(Figure collection entries)
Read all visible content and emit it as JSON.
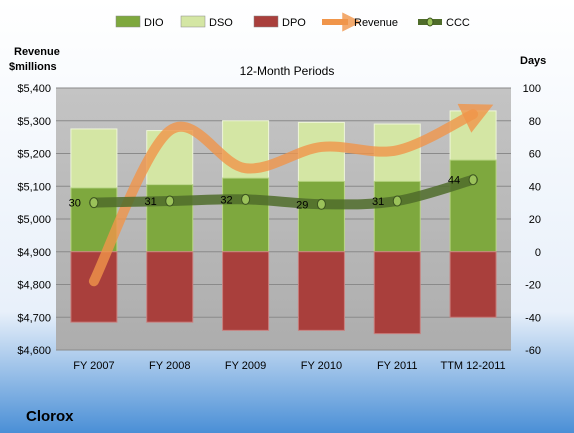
{
  "company": "Clorox",
  "chart_data": {
    "type": "bar",
    "title": "12-Month Periods",
    "categories": [
      "FY 2007",
      "FY 2008",
      "FY 2009",
      "FY 2010",
      "FY 2011",
      "TTM 12-2011"
    ],
    "left_axis": {
      "label_line1": "Revenue",
      "label_line2": "$millions",
      "ylim": [
        4600,
        5400
      ],
      "ticks": [
        4600,
        4700,
        4800,
        4900,
        5000,
        5100,
        5200,
        5300,
        5400
      ],
      "tick_labels": [
        "$4,600",
        "$4,700",
        "$4,800",
        "$4,900",
        "$5,000",
        "$5,100",
        "$5,200",
        "$5,300",
        "$5,400"
      ]
    },
    "right_axis": {
      "label": "Days",
      "ylim": [
        -60,
        100
      ],
      "ticks": [
        -60,
        -40,
        -20,
        0,
        20,
        40,
        60,
        80,
        100
      ],
      "tick_labels": [
        "-60",
        "-40",
        "-20",
        "0",
        "20",
        "40",
        "60",
        "80",
        "100"
      ]
    },
    "stacked_series": [
      {
        "name": "DIO",
        "axis": "right",
        "color": "#7ea83e",
        "values": [
          39,
          41,
          45,
          43,
          43,
          56
        ]
      },
      {
        "name": "DSO",
        "axis": "right",
        "color": "#d4e6a4",
        "values": [
          36,
          33,
          35,
          36,
          35,
          30
        ]
      },
      {
        "name": "DPO",
        "axis": "right",
        "color": "#a93f3c",
        "values": [
          -43,
          -43,
          -48,
          -48,
          -50,
          -40
        ]
      }
    ],
    "line_series": [
      {
        "name": "Revenue",
        "axis": "left",
        "color": "#f0954a",
        "values": [
          4810,
          5270,
          5155,
          5220,
          5210,
          5320
        ]
      },
      {
        "name": "CCC",
        "axis": "right",
        "color": "#4f6c2a",
        "values": [
          30,
          31,
          32,
          29,
          31,
          44
        ]
      }
    ],
    "data_labels": {
      "series": "CCC",
      "labels": [
        "30",
        "31",
        "32",
        "29",
        "31",
        "44"
      ]
    },
    "legend": {
      "position": "top",
      "items": [
        "DIO",
        "DSO",
        "DPO",
        "Revenue",
        "CCC"
      ]
    },
    "grid": true,
    "plot_background": "#b8b8b8",
    "page_gradient": [
      "#ffffff",
      "#4a8fd6"
    ]
  }
}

- The problem -
Repeat the full listing above exactly, with no pictures in the copy.

- Result for this exercise -
Read all visible content and emit it as JSON.
{
  "company": "Clorox",
  "chart_data": {
    "type": "bar",
    "title": "12-Month Periods",
    "categories": [
      "FY 2007",
      "FY 2008",
      "FY 2009",
      "FY 2010",
      "FY 2011",
      "TTM 12-2011"
    ],
    "left_axis": {
      "label_line1": "Revenue",
      "label_line2": "$millions",
      "ylim": [
        4600,
        5400
      ],
      "ticks": [
        4600,
        4700,
        4800,
        4900,
        5000,
        5100,
        5200,
        5300,
        5400
      ],
      "tick_labels": [
        "$4,600",
        "$4,700",
        "$4,800",
        "$4,900",
        "$5,000",
        "$5,100",
        "$5,200",
        "$5,300",
        "$5,400"
      ]
    },
    "right_axis": {
      "label": "Days",
      "ylim": [
        -60,
        100
      ],
      "ticks": [
        -60,
        -40,
        -20,
        0,
        20,
        40,
        60,
        80,
        100
      ],
      "tick_labels": [
        "-60",
        "-40",
        "-20",
        "0",
        "20",
        "40",
        "60",
        "80",
        "100"
      ]
    },
    "stacked_series": [
      {
        "name": "DIO",
        "axis": "right",
        "color": "#7ea83e",
        "values": [
          39,
          41,
          45,
          43,
          43,
          56
        ]
      },
      {
        "name": "DSO",
        "axis": "right",
        "color": "#d4e6a4",
        "values": [
          36,
          33,
          35,
          36,
          35,
          30
        ]
      },
      {
        "name": "DPO",
        "axis": "right",
        "color": "#a93f3c",
        "values": [
          -43,
          -43,
          -48,
          -48,
          -50,
          -40
        ]
      }
    ],
    "line_series": [
      {
        "name": "Revenue",
        "axis": "left",
        "color": "#f0954a",
        "values": [
          4810,
          5270,
          5155,
          5220,
          5210,
          5320
        ]
      },
      {
        "name": "CCC",
        "axis": "right",
        "color": "#4f6c2a",
        "values": [
          30,
          31,
          32,
          29,
          31,
          44
        ]
      }
    ],
    "data_labels": {
      "series": "CCC",
      "labels": [
        "30",
        "31",
        "32",
        "29",
        "31",
        "44"
      ]
    },
    "legend": {
      "position": "top",
      "items": [
        "DIO",
        "DSO",
        "DPO",
        "Revenue",
        "CCC"
      ]
    },
    "grid": true,
    "plot_background": "#b8b8b8",
    "page_gradient": [
      "#ffffff",
      "#4a8fd6"
    ]
  }
}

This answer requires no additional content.